INSTRUCTIONS TO FOLLOW: Reproduce the listing below word for word, everything from its first line down to and including the line that contains "elementary grade bars: 4학년 bbox=[1009, 1467, 1048, 1492]".
START
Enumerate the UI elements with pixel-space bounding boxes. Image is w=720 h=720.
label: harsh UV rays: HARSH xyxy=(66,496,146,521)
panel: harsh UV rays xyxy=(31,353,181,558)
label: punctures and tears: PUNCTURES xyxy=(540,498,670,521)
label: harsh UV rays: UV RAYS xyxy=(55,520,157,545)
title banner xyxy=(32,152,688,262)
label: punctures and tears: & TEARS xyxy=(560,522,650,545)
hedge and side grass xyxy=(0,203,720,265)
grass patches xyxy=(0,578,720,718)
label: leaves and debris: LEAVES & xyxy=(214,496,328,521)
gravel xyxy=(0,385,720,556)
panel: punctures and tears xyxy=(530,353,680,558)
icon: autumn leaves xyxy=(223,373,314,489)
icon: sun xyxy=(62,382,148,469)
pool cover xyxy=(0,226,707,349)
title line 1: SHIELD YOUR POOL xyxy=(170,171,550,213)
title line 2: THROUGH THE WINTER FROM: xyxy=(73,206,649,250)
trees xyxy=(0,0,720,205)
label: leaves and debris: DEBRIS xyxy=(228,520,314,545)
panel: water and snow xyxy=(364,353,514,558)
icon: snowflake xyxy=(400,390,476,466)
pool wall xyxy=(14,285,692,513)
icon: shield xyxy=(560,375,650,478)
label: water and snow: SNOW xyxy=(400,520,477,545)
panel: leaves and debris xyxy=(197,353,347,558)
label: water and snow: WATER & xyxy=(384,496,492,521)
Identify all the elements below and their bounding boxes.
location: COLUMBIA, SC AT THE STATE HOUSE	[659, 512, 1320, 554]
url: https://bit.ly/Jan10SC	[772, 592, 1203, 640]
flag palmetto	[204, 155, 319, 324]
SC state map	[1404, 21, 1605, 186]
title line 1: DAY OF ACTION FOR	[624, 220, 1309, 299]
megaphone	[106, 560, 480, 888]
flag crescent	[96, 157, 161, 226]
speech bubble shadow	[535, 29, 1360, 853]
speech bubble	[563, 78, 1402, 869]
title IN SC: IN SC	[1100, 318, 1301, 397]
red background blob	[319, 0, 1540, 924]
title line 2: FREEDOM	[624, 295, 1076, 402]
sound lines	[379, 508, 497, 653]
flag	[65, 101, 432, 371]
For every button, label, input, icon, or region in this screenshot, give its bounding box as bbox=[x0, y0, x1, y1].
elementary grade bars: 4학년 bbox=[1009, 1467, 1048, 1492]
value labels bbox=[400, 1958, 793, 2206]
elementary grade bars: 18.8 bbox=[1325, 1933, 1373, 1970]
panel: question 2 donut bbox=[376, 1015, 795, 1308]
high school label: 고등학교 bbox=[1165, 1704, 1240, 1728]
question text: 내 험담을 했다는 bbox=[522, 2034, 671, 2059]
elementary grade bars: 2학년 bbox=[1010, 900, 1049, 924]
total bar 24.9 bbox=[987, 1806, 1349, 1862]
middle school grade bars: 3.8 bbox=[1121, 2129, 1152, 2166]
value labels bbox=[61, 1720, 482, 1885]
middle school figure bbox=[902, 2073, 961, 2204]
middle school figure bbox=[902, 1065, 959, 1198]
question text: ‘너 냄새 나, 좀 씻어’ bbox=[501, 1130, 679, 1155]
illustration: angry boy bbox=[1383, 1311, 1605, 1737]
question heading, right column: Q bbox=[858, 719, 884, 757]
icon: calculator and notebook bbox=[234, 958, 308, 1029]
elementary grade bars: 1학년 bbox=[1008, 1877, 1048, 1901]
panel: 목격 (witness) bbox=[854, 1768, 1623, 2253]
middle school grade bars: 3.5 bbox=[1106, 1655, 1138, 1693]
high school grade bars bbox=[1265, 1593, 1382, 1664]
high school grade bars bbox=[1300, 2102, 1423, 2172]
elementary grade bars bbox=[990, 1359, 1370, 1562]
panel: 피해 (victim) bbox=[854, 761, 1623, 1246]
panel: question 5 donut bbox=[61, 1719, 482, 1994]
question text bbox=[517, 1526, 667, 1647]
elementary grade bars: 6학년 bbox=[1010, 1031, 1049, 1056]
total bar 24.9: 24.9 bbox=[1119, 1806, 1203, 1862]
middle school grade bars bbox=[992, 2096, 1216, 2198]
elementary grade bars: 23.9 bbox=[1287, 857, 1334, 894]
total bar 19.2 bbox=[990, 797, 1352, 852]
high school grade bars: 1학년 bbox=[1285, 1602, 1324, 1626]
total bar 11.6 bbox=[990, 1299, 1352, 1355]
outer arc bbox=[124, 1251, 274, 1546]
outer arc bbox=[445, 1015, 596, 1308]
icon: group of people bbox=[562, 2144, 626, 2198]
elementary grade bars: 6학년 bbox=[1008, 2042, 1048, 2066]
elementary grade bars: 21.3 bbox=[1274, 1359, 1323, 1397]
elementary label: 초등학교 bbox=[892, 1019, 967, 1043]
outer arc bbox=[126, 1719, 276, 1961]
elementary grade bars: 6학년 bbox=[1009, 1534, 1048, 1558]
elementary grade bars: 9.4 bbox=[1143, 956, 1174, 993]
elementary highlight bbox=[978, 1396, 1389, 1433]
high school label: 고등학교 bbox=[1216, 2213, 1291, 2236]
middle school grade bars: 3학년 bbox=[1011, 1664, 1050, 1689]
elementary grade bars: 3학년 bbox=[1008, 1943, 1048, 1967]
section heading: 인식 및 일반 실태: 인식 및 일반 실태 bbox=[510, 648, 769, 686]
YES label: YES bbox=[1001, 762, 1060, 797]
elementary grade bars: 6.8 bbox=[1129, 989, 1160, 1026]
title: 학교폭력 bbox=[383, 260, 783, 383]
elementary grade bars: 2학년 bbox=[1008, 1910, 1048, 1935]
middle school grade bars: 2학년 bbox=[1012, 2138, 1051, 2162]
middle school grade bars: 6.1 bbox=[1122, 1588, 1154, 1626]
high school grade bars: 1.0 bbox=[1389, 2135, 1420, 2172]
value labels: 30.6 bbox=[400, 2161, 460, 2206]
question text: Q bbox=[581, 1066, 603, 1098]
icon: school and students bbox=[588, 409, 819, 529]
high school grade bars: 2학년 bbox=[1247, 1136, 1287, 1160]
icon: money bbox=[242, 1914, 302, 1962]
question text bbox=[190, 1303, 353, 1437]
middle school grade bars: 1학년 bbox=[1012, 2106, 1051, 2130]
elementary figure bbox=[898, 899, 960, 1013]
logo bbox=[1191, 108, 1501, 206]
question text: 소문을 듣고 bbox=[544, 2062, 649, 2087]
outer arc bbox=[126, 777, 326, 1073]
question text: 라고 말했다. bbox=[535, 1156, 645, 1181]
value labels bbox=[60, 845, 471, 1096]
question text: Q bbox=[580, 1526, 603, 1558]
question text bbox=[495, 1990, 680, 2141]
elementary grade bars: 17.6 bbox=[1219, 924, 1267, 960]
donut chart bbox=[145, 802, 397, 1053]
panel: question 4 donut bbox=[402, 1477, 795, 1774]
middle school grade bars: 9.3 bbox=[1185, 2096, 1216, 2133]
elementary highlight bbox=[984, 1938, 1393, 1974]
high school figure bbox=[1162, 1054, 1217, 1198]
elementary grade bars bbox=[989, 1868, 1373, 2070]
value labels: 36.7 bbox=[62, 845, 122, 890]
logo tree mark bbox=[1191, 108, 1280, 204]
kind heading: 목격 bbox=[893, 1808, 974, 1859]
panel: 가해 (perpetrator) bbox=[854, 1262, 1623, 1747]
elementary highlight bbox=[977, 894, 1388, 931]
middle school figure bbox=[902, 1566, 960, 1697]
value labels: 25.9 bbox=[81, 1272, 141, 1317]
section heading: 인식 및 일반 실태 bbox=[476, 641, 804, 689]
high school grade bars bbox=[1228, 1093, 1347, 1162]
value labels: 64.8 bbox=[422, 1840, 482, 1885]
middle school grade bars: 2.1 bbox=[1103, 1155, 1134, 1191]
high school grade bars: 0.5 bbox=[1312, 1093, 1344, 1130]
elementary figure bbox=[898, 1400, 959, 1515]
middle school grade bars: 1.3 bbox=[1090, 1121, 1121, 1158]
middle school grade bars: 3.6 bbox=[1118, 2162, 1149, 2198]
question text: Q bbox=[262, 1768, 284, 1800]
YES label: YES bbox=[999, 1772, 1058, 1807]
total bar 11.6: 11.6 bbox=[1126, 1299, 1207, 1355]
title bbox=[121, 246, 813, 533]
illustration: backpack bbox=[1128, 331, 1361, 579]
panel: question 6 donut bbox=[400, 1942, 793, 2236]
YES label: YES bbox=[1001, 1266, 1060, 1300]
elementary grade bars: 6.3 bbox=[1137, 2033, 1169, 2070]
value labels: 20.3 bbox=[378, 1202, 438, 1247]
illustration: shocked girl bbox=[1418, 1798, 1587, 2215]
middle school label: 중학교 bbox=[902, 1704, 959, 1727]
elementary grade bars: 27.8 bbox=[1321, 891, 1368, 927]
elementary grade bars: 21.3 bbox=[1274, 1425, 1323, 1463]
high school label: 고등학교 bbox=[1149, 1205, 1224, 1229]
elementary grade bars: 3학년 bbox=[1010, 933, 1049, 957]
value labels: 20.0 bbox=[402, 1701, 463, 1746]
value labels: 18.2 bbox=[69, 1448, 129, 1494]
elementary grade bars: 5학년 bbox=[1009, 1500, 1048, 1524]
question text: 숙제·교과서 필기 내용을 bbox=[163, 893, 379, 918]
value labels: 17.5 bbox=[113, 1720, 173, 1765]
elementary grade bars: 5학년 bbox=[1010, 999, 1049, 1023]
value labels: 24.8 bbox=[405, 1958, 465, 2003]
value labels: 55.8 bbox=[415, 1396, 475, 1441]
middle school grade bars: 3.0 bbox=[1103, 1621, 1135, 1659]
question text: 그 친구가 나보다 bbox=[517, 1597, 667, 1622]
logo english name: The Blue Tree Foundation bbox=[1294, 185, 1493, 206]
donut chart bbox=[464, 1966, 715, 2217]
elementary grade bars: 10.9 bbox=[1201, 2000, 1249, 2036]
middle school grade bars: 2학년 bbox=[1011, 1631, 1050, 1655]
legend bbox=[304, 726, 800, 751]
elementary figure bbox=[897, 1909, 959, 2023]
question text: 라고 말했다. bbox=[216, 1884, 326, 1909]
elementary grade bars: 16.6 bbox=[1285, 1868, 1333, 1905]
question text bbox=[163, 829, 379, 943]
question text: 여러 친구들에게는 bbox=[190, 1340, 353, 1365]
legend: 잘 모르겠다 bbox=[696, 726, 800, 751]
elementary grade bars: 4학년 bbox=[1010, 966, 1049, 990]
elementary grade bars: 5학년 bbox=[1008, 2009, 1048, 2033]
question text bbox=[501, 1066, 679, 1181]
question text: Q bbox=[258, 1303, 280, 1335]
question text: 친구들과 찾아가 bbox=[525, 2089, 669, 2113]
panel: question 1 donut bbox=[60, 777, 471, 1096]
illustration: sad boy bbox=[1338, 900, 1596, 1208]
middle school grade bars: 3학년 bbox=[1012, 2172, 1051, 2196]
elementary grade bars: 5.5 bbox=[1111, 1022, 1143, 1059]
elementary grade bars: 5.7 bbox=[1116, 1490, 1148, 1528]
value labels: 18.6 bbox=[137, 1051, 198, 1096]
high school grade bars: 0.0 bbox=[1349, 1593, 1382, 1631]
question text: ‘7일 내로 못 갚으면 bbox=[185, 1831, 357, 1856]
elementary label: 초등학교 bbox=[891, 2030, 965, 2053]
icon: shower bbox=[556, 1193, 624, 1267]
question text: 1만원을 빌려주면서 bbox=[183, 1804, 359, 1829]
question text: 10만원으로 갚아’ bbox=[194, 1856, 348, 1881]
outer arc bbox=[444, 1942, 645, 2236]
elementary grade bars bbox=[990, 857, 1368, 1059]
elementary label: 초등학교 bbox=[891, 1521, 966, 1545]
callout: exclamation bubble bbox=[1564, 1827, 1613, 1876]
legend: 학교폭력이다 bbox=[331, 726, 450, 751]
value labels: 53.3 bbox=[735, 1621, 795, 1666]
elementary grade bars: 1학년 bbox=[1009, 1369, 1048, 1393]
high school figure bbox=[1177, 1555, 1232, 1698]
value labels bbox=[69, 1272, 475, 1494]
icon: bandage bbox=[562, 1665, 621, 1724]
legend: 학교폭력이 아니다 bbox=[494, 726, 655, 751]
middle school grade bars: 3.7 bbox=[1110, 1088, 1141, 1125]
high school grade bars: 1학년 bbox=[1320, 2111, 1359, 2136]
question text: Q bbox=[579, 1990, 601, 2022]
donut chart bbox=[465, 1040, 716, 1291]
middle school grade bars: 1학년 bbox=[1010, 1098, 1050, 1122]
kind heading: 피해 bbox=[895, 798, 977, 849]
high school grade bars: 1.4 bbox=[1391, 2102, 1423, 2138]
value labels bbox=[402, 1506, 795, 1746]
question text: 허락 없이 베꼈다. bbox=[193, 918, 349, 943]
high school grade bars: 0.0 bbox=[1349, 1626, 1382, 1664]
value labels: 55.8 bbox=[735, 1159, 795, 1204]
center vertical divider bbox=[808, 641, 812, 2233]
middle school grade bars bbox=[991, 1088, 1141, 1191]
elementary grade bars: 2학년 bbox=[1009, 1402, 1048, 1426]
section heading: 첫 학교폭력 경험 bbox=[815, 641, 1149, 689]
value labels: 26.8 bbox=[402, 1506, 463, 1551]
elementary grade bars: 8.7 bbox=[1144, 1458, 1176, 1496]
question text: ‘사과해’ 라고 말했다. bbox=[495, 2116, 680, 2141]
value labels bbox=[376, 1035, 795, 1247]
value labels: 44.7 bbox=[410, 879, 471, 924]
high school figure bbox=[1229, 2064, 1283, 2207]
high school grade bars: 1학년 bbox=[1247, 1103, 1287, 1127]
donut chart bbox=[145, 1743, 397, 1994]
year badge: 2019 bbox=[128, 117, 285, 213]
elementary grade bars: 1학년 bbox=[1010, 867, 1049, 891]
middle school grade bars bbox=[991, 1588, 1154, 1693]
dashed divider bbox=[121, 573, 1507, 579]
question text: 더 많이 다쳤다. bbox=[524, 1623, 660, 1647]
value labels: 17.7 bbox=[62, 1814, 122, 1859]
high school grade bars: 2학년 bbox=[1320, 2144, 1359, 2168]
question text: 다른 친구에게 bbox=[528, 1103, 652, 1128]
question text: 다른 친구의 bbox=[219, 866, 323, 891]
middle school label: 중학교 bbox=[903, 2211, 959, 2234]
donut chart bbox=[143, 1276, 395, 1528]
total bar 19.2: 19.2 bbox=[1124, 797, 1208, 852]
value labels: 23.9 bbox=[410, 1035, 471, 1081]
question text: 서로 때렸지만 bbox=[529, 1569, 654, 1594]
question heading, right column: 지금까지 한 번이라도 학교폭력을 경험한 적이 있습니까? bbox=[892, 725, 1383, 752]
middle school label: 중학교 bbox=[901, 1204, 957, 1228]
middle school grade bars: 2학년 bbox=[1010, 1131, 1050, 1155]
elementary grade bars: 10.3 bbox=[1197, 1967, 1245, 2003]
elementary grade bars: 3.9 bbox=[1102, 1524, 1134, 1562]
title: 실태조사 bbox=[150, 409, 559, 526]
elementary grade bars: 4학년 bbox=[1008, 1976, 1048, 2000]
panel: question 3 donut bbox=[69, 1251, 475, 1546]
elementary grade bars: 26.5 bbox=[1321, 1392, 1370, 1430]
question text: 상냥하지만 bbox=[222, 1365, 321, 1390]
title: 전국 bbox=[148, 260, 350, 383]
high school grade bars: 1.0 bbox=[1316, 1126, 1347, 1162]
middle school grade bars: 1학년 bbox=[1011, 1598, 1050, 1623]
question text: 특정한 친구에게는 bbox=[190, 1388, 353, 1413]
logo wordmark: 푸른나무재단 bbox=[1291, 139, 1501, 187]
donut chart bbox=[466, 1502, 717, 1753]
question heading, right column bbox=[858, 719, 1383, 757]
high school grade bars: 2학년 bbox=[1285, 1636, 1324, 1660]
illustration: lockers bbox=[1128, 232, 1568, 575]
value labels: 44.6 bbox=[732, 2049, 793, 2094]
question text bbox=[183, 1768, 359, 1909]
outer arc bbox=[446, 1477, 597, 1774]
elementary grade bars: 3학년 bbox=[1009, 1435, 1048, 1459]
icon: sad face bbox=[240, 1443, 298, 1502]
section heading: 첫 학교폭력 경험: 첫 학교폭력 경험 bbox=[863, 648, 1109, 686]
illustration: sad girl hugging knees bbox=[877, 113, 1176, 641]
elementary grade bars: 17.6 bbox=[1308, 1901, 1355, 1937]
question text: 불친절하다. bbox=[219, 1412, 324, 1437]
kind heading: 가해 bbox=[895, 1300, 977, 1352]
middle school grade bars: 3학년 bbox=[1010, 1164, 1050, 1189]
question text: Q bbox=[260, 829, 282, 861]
END
ANSWER BELOW:
Enumerate the UI elements with pixel-space bounding boxes. Image is w=720 h=720.
label: harsh UV rays: HARSH xyxy=(66,496,146,521)
panel: harsh UV rays xyxy=(31,353,181,558)
label: punctures and tears: PUNCTURES xyxy=(540,498,670,521)
label: harsh UV rays: UV RAYS xyxy=(55,520,157,545)
title banner xyxy=(32,152,688,262)
label: punctures and tears: & TEARS xyxy=(560,522,650,545)
hedge and side grass xyxy=(0,203,720,265)
grass patches xyxy=(0,578,720,718)
label: leaves and debris: LEAVES & xyxy=(214,496,328,521)
gravel xyxy=(0,385,720,556)
panel: punctures and tears xyxy=(530,353,680,558)
icon: autumn leaves xyxy=(223,373,314,489)
icon: sun xyxy=(62,382,148,469)
pool cover xyxy=(0,226,707,349)
title line 1: SHIELD YOUR POOL xyxy=(170,171,550,213)
title line 2: THROUGH THE WINTER FROM: xyxy=(73,206,649,250)
trees xyxy=(0,0,720,205)
label: leaves and debris: DEBRIS xyxy=(228,520,314,545)
panel: water and snow xyxy=(364,353,514,558)
icon: snowflake xyxy=(400,390,476,466)
pool wall xyxy=(14,285,692,513)
icon: shield xyxy=(560,375,650,478)
label: water and snow: SNOW xyxy=(400,520,477,545)
panel: leaves and debris xyxy=(197,353,347,558)
label: water and snow: WATER & xyxy=(384,496,492,521)
Identify all the elements below and their bounding boxes.
location: COLUMBIA, SC AT THE STATE HOUSE	[659, 512, 1320, 554]
url: https://bit.ly/Jan10SC	[772, 592, 1203, 640]
flag palmetto	[204, 155, 319, 324]
SC state map	[1404, 21, 1605, 186]
title line 1: DAY OF ACTION FOR	[624, 220, 1309, 299]
megaphone	[106, 560, 480, 888]
flag crescent	[96, 157, 161, 226]
speech bubble shadow	[535, 29, 1360, 853]
speech bubble	[563, 78, 1402, 869]
title IN SC: IN SC	[1100, 318, 1301, 397]
red background blob	[319, 0, 1540, 924]
title line 2: FREEDOM	[624, 295, 1076, 402]
sound lines	[379, 508, 497, 653]
flag	[65, 101, 432, 371]
For every button, label, input, icon, or region in this screenshot, give its bounding box as bbox=[x0, y0, x1, y1].
elementary grade bars: 4학년 bbox=[1009, 1467, 1048, 1492]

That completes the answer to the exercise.